■ **TASK GOAL**: Track down the lines that contain "shall" and copy them.

■ **EXCERPTED DATA**:
========
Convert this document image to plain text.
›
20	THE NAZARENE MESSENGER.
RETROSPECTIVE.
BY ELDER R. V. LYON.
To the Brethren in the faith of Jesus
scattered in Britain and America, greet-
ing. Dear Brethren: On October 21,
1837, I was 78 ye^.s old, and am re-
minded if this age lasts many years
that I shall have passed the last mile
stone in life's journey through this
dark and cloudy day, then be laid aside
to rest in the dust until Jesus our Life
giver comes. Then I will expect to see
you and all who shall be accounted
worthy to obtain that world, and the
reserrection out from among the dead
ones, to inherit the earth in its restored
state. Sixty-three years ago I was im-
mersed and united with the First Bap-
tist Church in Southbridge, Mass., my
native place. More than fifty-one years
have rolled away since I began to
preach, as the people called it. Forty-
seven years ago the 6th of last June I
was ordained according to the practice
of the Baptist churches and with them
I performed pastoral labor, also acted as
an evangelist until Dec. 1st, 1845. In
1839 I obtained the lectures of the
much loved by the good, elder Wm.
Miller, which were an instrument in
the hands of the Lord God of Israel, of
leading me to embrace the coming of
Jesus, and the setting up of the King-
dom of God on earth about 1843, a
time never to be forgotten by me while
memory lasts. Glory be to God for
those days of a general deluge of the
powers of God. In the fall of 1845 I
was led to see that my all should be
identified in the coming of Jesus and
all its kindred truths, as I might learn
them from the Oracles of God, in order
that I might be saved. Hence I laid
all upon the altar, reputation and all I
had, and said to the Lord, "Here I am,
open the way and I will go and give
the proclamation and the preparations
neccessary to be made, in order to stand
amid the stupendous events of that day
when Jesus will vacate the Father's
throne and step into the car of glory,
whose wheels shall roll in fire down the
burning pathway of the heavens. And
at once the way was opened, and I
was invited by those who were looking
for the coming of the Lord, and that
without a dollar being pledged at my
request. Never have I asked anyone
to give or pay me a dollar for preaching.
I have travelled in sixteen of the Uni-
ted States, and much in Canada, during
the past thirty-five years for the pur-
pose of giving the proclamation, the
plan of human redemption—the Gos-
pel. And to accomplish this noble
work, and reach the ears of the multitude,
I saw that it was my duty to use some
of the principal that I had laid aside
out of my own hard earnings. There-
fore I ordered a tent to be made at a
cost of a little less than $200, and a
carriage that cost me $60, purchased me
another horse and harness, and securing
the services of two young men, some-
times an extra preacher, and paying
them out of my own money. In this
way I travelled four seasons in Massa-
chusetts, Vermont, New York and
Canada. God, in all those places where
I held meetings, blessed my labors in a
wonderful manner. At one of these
========
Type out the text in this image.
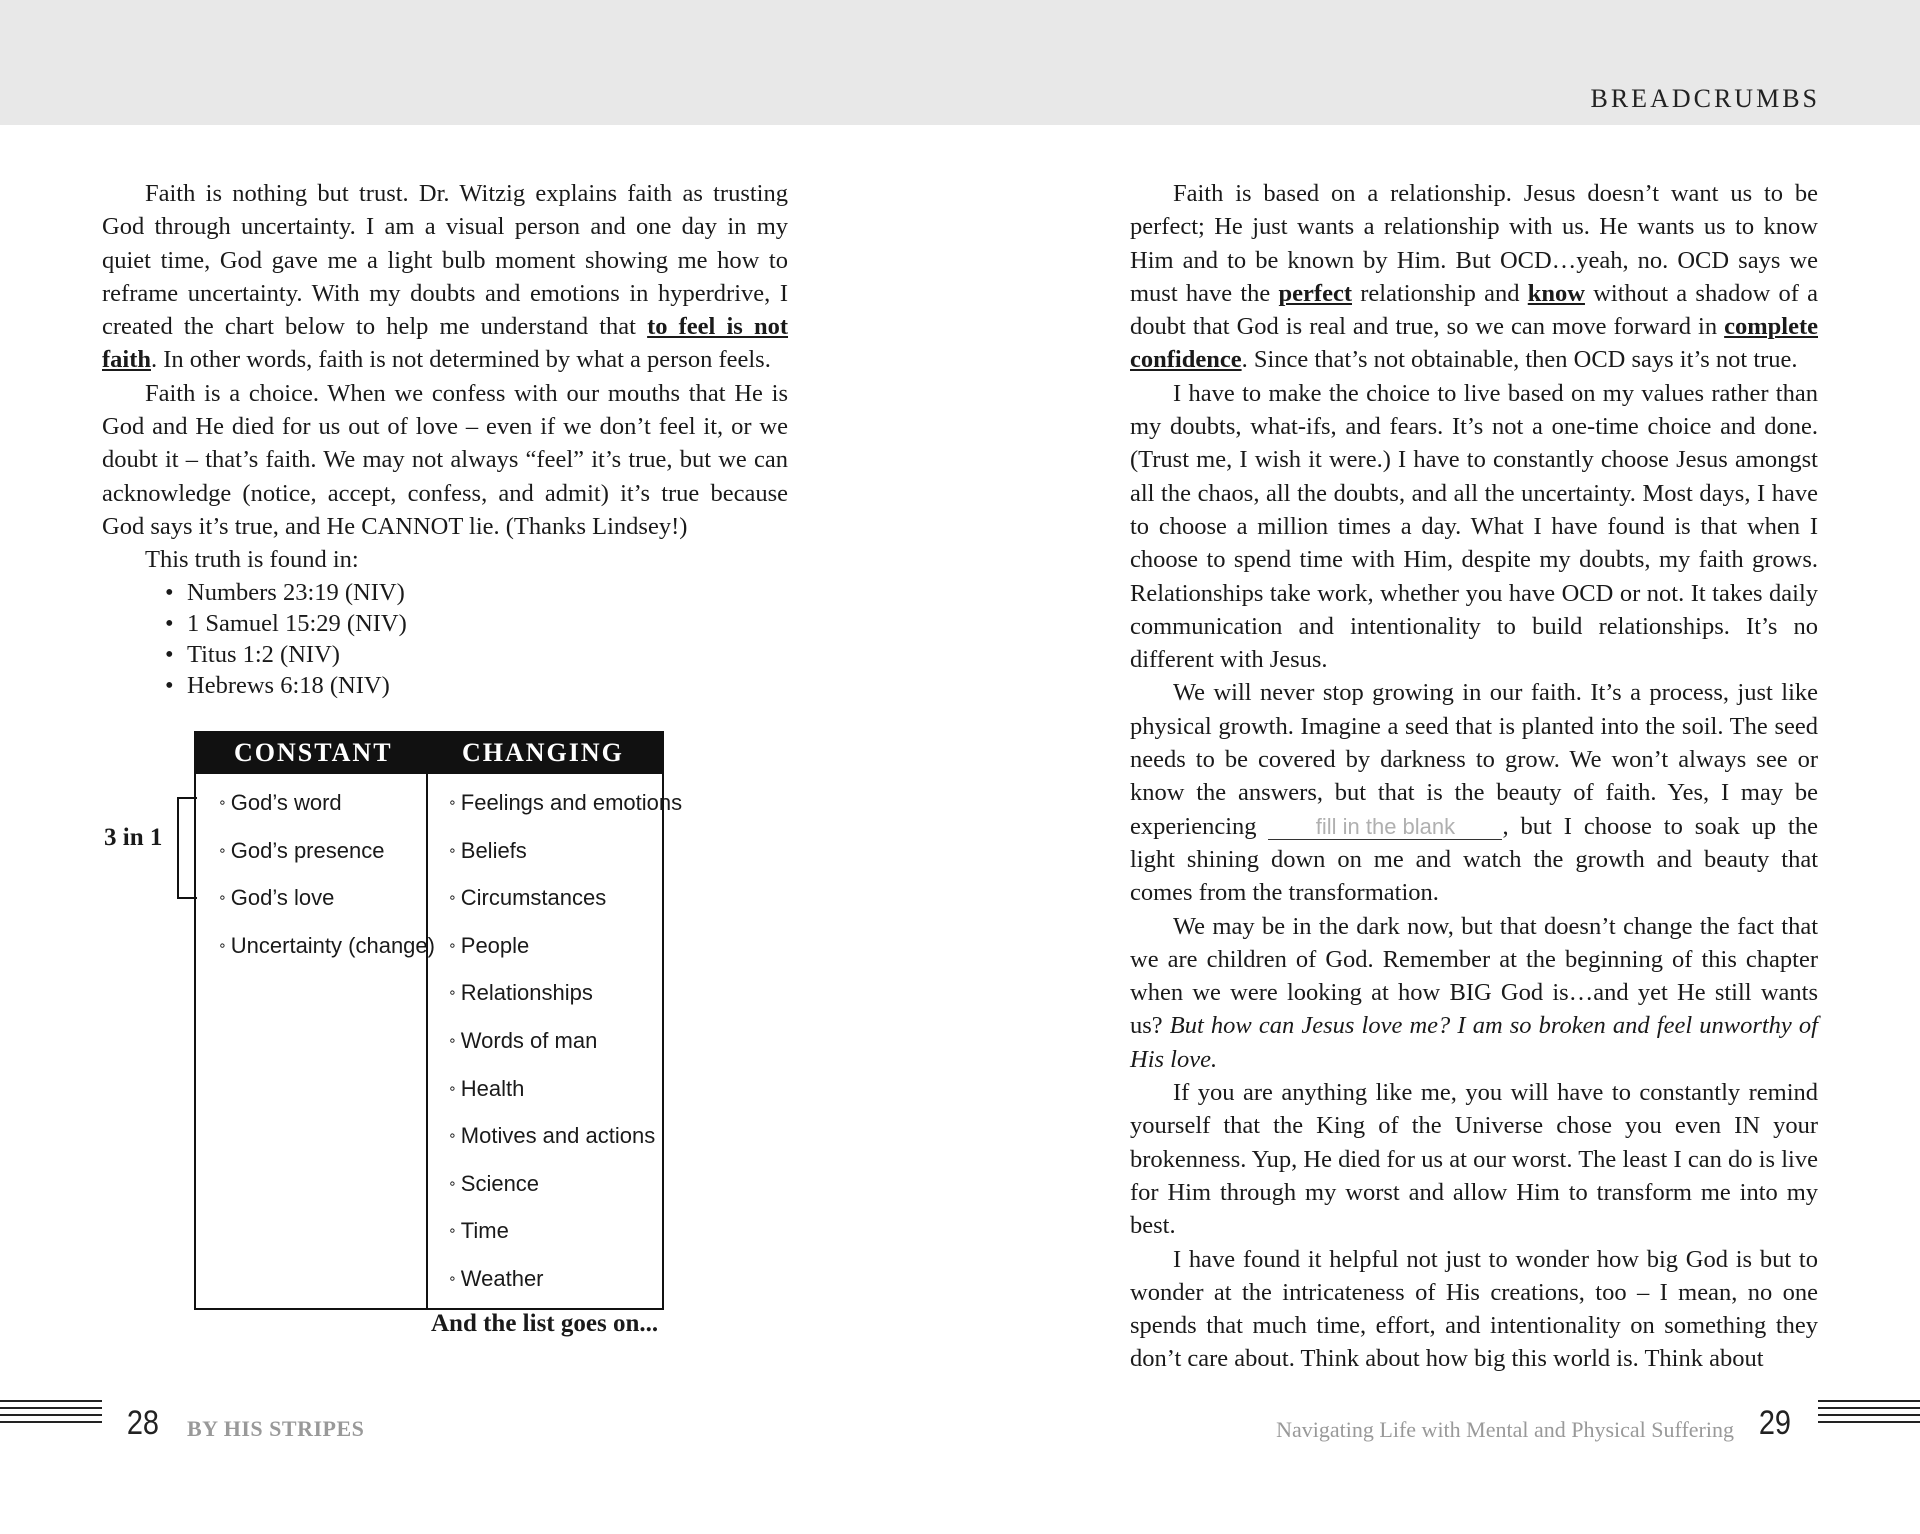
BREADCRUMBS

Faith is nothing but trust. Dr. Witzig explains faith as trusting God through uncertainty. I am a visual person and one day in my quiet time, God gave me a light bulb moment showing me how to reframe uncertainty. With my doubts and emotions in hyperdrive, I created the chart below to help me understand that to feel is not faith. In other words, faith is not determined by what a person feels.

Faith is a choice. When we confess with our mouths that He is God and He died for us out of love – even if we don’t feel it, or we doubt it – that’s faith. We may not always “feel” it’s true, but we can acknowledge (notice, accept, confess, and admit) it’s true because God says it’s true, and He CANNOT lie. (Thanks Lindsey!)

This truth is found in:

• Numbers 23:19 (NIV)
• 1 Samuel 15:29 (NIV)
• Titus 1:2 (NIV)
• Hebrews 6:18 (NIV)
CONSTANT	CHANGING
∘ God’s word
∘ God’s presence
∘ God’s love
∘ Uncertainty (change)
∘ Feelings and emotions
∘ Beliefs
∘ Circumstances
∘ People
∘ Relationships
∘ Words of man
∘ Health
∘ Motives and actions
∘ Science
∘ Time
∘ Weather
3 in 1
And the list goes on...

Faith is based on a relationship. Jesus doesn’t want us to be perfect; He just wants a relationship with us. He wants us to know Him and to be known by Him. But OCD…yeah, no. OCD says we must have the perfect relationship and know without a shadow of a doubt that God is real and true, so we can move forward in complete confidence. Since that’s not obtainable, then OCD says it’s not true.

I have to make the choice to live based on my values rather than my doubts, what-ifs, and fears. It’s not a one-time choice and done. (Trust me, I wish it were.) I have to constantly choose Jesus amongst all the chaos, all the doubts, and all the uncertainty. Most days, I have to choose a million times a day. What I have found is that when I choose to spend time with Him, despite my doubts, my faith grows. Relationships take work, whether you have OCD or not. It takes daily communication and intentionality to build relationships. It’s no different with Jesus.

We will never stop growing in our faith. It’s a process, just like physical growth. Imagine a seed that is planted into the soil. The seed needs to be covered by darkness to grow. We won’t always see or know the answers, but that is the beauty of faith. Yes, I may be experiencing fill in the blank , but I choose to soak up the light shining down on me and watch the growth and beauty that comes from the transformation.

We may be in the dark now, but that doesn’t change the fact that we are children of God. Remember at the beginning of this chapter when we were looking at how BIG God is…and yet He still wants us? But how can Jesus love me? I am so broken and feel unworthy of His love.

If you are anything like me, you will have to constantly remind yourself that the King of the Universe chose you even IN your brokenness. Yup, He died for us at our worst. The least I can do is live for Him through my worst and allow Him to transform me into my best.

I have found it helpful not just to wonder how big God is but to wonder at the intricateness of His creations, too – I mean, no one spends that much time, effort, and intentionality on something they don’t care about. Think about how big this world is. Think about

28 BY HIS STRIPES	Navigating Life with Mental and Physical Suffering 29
========
■ **SOLUTION FOR THIS TASK**:
that I shall have passed the last mile
you and all who shall be accounted
whose wheels shall roll in fire down the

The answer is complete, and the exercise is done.